Objective: Copy out every line of the records where the string "grid" occurs.

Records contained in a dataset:
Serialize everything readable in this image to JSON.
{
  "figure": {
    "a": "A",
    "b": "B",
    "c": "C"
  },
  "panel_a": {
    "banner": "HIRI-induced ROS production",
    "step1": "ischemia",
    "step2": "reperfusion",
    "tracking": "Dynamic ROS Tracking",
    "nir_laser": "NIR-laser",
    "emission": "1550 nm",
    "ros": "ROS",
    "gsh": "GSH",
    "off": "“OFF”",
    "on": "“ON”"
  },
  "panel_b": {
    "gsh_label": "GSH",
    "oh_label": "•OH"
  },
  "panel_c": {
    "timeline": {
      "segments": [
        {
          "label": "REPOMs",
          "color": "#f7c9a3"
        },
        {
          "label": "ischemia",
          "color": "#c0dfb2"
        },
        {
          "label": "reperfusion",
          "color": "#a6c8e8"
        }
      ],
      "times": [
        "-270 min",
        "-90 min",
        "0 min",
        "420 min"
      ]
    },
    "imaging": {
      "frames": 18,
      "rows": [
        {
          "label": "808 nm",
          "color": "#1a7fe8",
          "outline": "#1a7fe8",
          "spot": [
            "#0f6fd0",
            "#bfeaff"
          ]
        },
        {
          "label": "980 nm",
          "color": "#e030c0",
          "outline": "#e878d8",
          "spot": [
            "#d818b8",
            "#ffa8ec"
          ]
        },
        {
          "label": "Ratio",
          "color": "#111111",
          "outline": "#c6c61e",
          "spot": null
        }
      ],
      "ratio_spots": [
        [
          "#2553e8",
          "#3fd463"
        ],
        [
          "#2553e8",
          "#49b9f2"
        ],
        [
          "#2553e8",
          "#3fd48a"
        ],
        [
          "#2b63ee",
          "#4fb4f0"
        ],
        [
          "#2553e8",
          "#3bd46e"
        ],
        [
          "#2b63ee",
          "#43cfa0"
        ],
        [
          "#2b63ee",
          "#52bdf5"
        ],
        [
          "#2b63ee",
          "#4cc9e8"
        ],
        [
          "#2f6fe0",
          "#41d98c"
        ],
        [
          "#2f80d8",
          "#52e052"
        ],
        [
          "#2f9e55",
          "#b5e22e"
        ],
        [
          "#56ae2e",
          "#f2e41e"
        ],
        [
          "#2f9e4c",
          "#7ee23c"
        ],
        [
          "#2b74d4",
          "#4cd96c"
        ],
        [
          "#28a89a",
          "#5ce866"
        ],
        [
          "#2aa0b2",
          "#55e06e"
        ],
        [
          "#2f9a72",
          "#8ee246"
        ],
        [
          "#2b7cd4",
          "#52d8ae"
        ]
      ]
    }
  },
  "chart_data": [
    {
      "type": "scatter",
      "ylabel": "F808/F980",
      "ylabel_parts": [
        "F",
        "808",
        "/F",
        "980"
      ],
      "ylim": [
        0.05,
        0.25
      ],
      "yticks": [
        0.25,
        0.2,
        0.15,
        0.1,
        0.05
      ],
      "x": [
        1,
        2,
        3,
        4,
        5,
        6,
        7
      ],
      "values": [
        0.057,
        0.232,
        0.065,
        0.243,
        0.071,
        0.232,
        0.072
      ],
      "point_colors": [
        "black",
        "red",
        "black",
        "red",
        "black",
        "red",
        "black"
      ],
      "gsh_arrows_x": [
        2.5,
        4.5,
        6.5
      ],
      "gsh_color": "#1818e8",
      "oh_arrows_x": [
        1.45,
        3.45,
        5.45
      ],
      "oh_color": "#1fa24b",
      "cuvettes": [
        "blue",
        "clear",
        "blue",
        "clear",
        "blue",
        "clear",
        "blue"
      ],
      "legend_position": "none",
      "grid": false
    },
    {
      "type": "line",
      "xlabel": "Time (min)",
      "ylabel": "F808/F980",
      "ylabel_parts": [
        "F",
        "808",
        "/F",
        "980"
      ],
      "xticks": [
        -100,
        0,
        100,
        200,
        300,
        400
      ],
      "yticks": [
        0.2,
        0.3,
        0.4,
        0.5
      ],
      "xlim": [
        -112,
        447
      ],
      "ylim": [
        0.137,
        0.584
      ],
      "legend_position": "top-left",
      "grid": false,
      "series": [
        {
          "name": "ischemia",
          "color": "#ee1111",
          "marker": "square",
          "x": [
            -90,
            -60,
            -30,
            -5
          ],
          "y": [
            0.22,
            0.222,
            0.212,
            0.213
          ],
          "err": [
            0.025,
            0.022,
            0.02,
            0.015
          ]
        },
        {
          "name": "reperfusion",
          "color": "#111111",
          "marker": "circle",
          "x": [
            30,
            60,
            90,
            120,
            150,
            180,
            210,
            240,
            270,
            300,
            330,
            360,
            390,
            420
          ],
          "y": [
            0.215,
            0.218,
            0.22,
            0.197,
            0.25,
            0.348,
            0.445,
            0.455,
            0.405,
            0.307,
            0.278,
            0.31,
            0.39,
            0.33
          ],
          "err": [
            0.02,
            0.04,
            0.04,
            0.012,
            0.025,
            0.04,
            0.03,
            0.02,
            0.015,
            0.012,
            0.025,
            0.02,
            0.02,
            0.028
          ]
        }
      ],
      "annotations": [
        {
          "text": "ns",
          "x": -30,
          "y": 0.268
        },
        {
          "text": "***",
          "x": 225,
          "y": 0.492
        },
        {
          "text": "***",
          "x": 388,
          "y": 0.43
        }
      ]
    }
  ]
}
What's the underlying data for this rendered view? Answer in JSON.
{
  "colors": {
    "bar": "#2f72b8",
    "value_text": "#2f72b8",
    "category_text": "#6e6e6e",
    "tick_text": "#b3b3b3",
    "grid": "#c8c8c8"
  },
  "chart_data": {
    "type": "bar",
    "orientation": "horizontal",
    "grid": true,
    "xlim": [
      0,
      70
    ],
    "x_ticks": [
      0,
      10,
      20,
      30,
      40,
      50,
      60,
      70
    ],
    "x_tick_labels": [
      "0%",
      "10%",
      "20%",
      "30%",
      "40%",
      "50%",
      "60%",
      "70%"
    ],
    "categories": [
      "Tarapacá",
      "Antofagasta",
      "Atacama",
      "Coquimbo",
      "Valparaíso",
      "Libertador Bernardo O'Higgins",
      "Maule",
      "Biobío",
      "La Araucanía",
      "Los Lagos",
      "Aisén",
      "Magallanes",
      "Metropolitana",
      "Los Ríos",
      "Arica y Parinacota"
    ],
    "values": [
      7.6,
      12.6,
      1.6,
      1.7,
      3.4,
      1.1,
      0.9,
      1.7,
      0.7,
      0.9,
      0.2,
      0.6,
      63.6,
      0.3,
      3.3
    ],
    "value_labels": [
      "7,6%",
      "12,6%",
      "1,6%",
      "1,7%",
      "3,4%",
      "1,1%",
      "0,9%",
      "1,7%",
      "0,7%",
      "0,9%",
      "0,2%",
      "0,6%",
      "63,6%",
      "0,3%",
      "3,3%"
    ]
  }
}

Output for this task:
      "grid": false
      "grid": false,
    "grid": "#c8c8c8"
    "grid": true,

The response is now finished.